▶ _Exercise brief_
Transcribe the data in full and exactly, omitting any pictures.
§
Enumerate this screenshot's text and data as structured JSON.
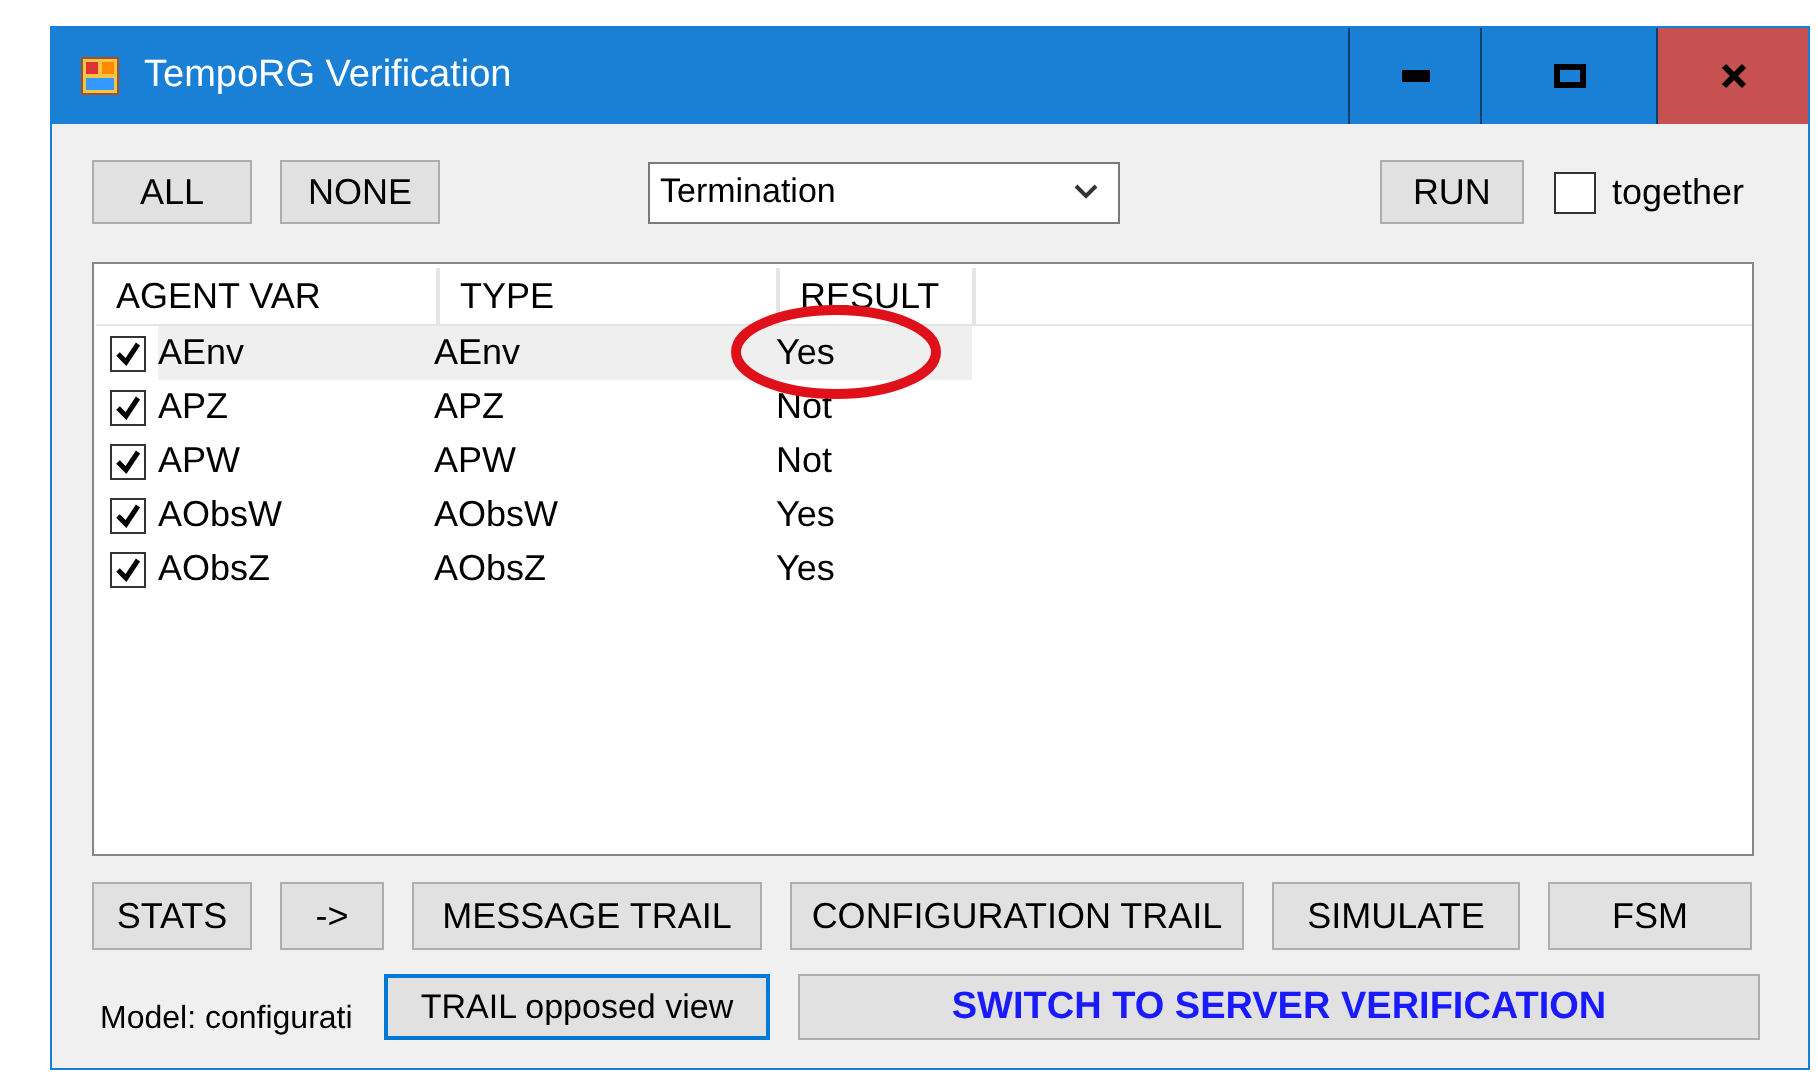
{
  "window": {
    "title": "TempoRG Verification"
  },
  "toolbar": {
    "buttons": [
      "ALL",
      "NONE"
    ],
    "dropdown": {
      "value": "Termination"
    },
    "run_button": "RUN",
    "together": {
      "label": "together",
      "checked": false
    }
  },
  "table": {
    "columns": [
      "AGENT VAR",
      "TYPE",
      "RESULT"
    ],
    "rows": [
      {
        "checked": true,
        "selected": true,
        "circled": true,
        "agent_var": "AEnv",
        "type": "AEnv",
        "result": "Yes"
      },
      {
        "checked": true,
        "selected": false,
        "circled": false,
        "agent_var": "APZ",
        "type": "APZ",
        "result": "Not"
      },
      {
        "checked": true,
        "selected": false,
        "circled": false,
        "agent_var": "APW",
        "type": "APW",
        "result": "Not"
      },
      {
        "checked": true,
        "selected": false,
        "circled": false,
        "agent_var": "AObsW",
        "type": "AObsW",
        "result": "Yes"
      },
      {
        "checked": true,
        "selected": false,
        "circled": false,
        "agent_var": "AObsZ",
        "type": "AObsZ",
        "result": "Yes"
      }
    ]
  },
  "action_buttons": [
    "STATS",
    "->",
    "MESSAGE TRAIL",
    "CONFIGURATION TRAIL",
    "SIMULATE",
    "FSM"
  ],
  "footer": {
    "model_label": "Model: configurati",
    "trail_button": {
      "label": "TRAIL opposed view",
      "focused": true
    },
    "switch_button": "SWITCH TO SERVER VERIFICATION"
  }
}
§
▶ _Task answer_
Enumerate this screenshot's text and data as structured JSON.
{
  "window": {
    "title": "TempoRG Verification"
  },
  "toolbar": {
    "buttons": [
      "ALL",
      "NONE"
    ],
    "dropdown": {
      "value": "Termination"
    },
    "run_button": "RUN",
    "together": {
      "label": "together",
      "checked": false
    }
  },
  "table": {
    "columns": [
      "AGENT VAR",
      "TYPE",
      "RESULT"
    ],
    "rows": [
      {
        "checked": true,
        "selected": true,
        "circled": true,
        "agent_var": "AEnv",
        "type": "AEnv",
        "result": "Yes"
      },
      {
        "checked": true,
        "selected": false,
        "circled": false,
        "agent_var": "APZ",
        "type": "APZ",
        "result": "Not"
      },
      {
        "checked": true,
        "selected": false,
        "circled": false,
        "agent_var": "APW",
        "type": "APW",
        "result": "Not"
      },
      {
        "checked": true,
        "selected": false,
        "circled": false,
        "agent_var": "AObsW",
        "type": "AObsW",
        "result": "Yes"
      },
      {
        "checked": true,
        "selected": false,
        "circled": false,
        "agent_var": "AObsZ",
        "type": "AObsZ",
        "result": "Yes"
      }
    ]
  },
  "action_buttons": [
    "STATS",
    "->",
    "MESSAGE TRAIL",
    "CONFIGURATION TRAIL",
    "SIMULATE",
    "FSM"
  ],
  "footer": {
    "model_label": "Model: configurati",
    "trail_button": {
      "label": "TRAIL opposed view",
      "focused": true
    },
    "switch_button": "SWITCH TO SERVER VERIFICATION"
  }
}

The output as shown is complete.